■ WHAT IS REQUIRED ■
Return each line that holds the word "Dramatic".
<<<<
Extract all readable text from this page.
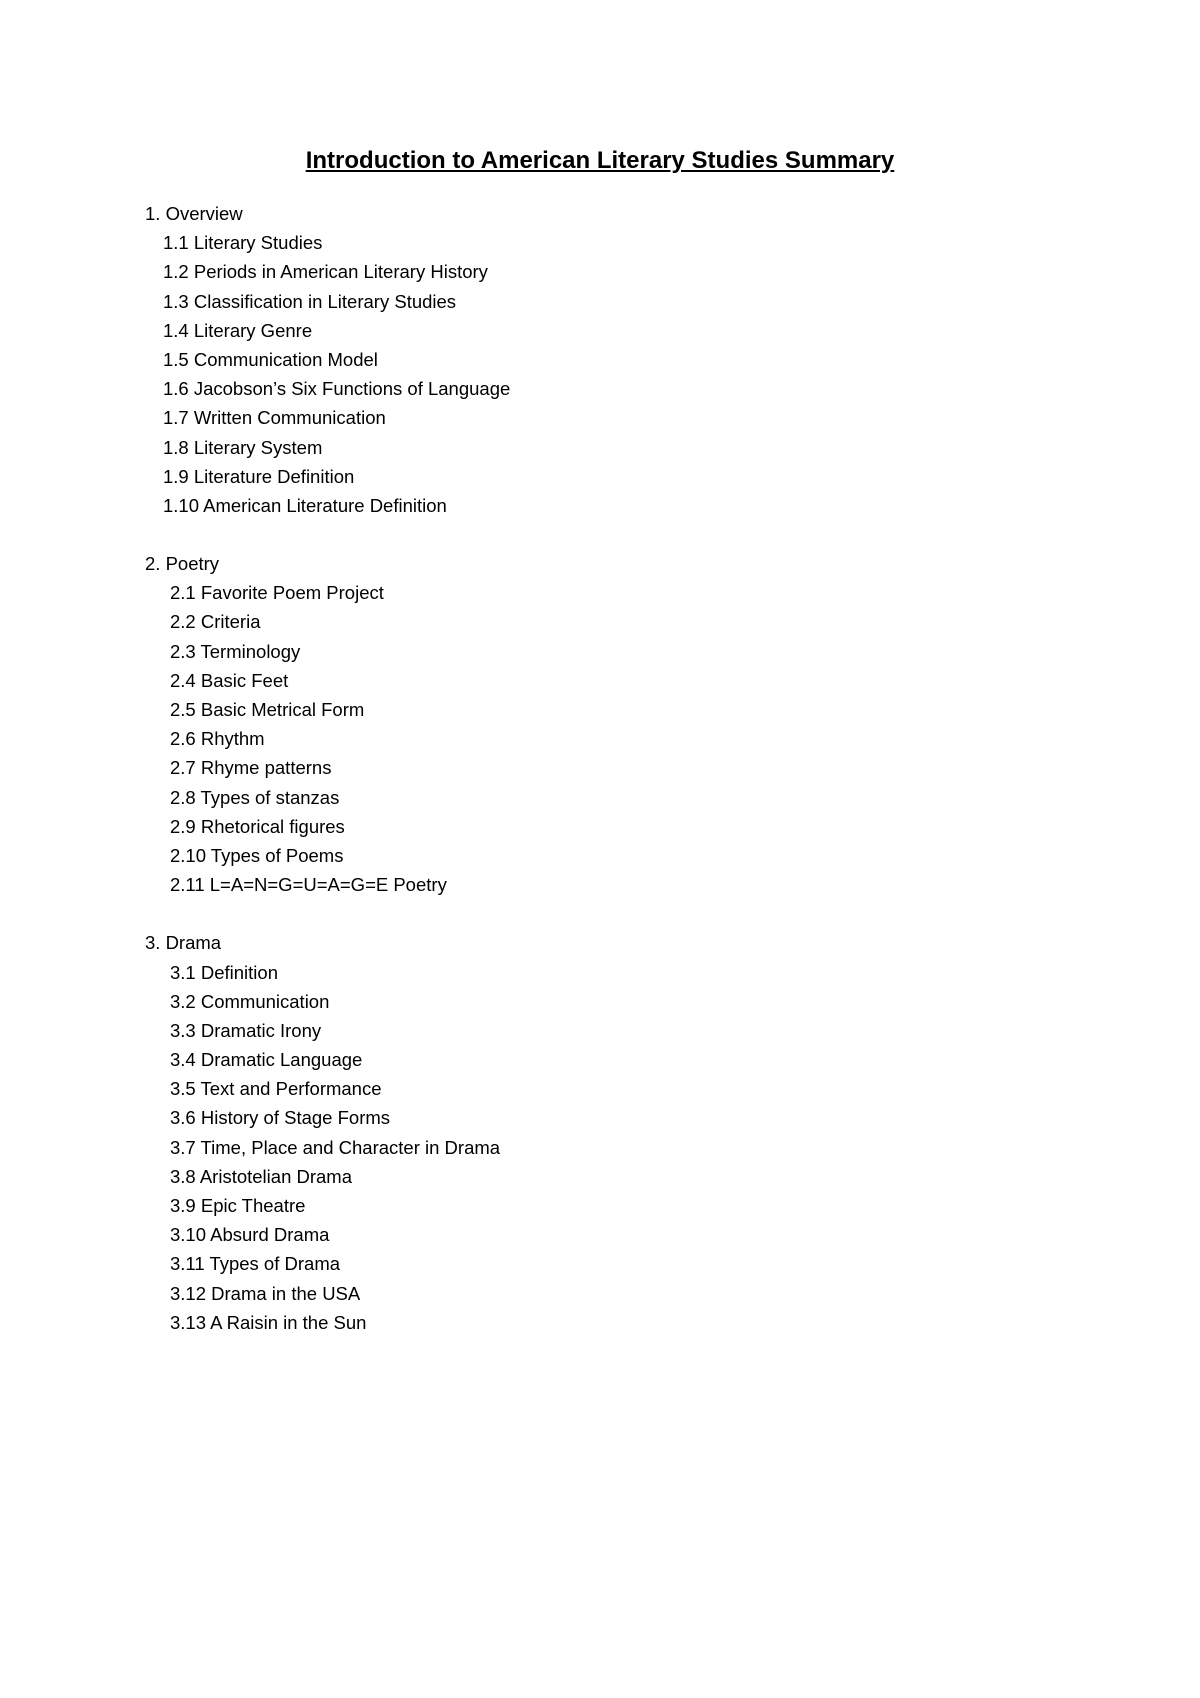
Introduction to American Literary Studies Summary
1. Overview
1.1 Literary Studies
1.2 Periods in American Literary History
1.3 Classification in Literary Studies
1.4 Literary Genre
1.5 Communication Model
1.6 Jacobson’s Six Functions of Language
1.7 Written Communication
1.8 Literary System
1.9 Literature Definition
1.10 American Literature Definition
2. Poetry
2.1 Favorite Poem Project
2.2 Criteria
2.3 Terminology
2.4 Basic Feet
2.5 Basic Metrical Form
2.6 Rhythm
2.7 Rhyme patterns
2.8 Types of stanzas
2.9 Rhetorical figures
2.10 Types of Poems
2.11 L=A=N=G=U=A=G=E Poetry
3. Drama
3.1 Definition
3.2 Communication
3.3 Dramatic Irony
3.4 Dramatic Language
3.5 Text and Performance
3.6 History of Stage Forms
3.7 Time, Place and Character in Drama
3.8 Aristotelian Drama
3.9 Epic Theatre
3.10 Absurd Drama
3.11 Types of Drama
3.12 Drama in the USA
3.13 A Raisin in the Sun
>>>>
■ RESPONSE TO THE TASK ■
3.3 Dramatic Irony
3.4 Dramatic Language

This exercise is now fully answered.